Data supplied ▸

——————————

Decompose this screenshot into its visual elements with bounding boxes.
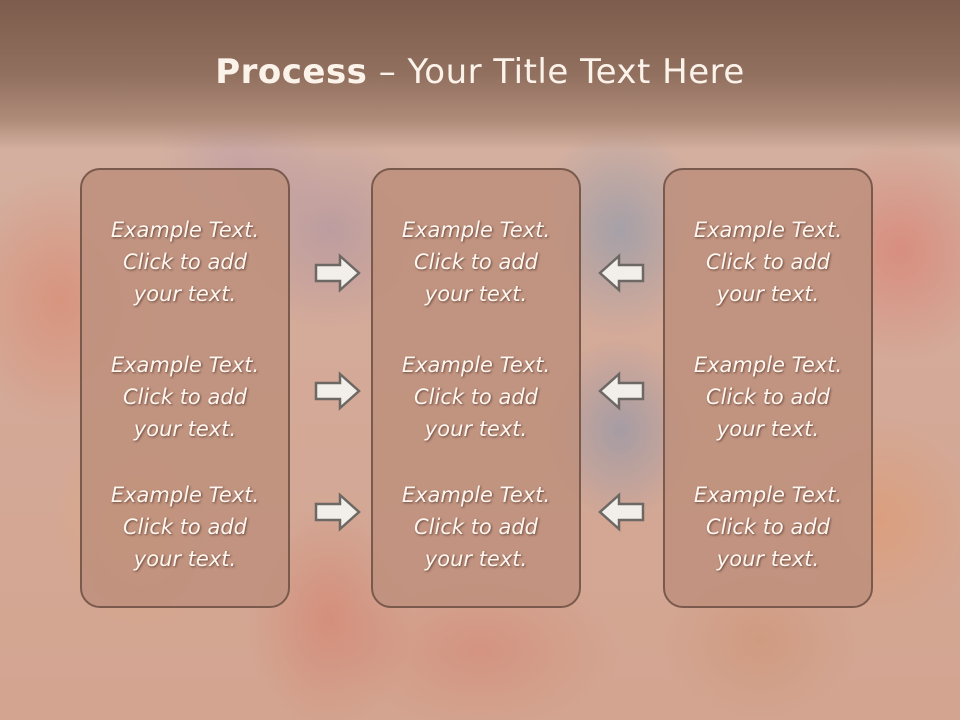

——————————

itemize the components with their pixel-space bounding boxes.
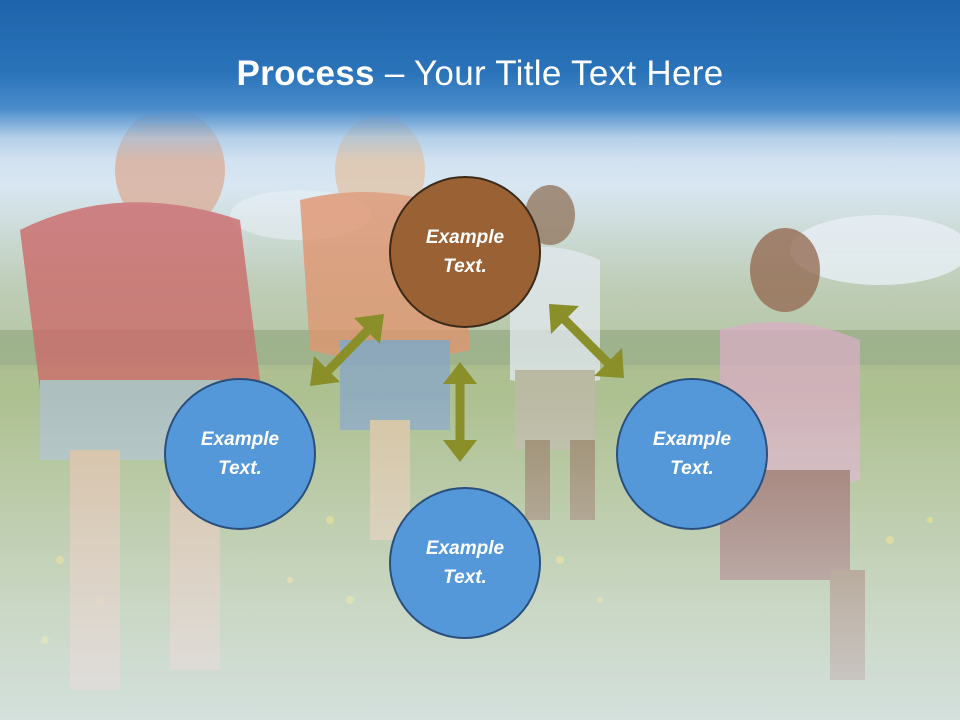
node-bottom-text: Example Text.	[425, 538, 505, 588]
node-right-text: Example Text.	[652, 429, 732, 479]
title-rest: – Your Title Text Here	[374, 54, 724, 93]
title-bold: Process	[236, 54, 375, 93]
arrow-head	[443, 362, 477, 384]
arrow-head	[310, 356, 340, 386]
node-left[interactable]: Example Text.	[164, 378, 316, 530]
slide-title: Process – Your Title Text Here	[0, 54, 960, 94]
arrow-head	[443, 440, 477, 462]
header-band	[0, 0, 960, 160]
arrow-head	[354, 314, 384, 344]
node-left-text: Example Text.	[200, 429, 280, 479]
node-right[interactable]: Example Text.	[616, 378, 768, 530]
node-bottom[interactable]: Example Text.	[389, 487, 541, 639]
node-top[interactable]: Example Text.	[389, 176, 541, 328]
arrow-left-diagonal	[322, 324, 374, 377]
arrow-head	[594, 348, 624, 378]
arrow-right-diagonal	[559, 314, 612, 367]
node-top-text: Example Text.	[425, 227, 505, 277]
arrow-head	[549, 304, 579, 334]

——————————

Please edit the records from the line with "itemize the components" to the line with "227, 505, 277]", replacing "Example Text" with "Sample Text" and changing nothing else. Leave the pictures out of your answer.

Task answer ▸
itemize the components with their pixel-space bounding boxes.
node-bottom-text: Sample Text.	[425, 538, 505, 588]
node-right-text: Sample Text.	[652, 429, 732, 479]
title-rest: – Your Title Text Here	[374, 54, 724, 93]
title-bold: Process	[236, 54, 375, 93]
arrow-head	[443, 362, 477, 384]
arrow-head	[310, 356, 340, 386]
node-left[interactable]: Sample Text.	[164, 378, 316, 530]
slide-title: Process – Your Title Text Here	[0, 54, 960, 94]
arrow-head	[443, 440, 477, 462]
header-band	[0, 0, 960, 160]
arrow-head	[354, 314, 384, 344]
node-left-text: Sample Text.	[200, 429, 280, 479]
node-right[interactable]: Sample Text.	[616, 378, 768, 530]
node-bottom[interactable]: Sample Text.	[389, 487, 541, 639]
node-top[interactable]: Sample Text.	[389, 176, 541, 328]
arrow-left-diagonal	[322, 324, 374, 377]
arrow-head	[594, 348, 624, 378]
arrow-right-diagonal	[559, 314, 612, 367]
node-top-text: Sample Text.	[425, 227, 505, 277]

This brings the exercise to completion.